REQUIREMENT: Leave the pictures out and transcribe every record exactly.

RECORDS SHOWN:

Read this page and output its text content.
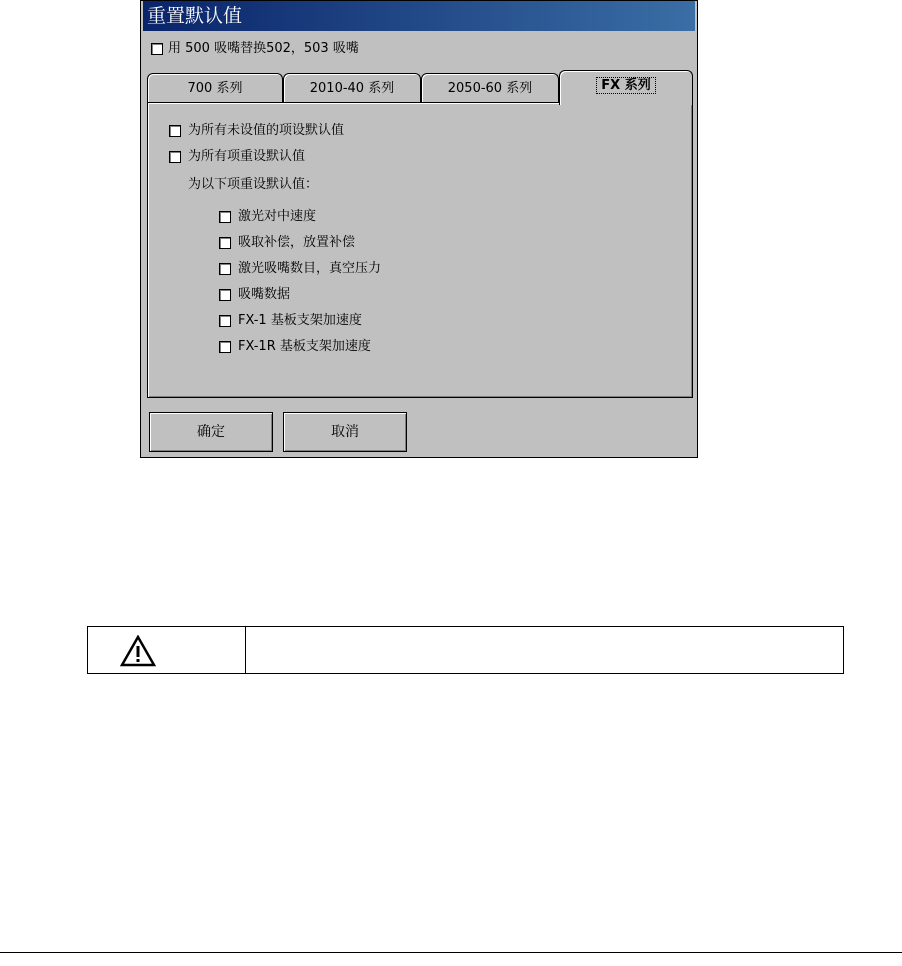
重置默认值
用 500 吸嘴替换502，503 吸嘴
700 系列	2010-40 系列	2050-60 系列	FX 系列
为所有未设值的项设默认值
为所有项重设默认值
为以下项重设默认值：
激光对中速度
吸取补偿，放置补偿
激光吸嘴数目，真空压力
吸嘴数据
FX-1 基板支架加速度
FX-1R 基板支架加速度
确定	取消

TASK OUTPUT:
Read this page and output its text content.
重置默认值
用 500 吸嘴替换502，503 吸嘴
700 系列	2010-40 系列	2050-60 系列	FX 系列
为所有未设值的项设默认值
为所有项重设默认值
为以下项重设默认值：
激光对中速度
吸取补偿，放置补偿
激光吸嘴数目，真空压力
吸嘴数据
FX-1 基板支架加速度
FX-1R 基板支架加速度
确定	取消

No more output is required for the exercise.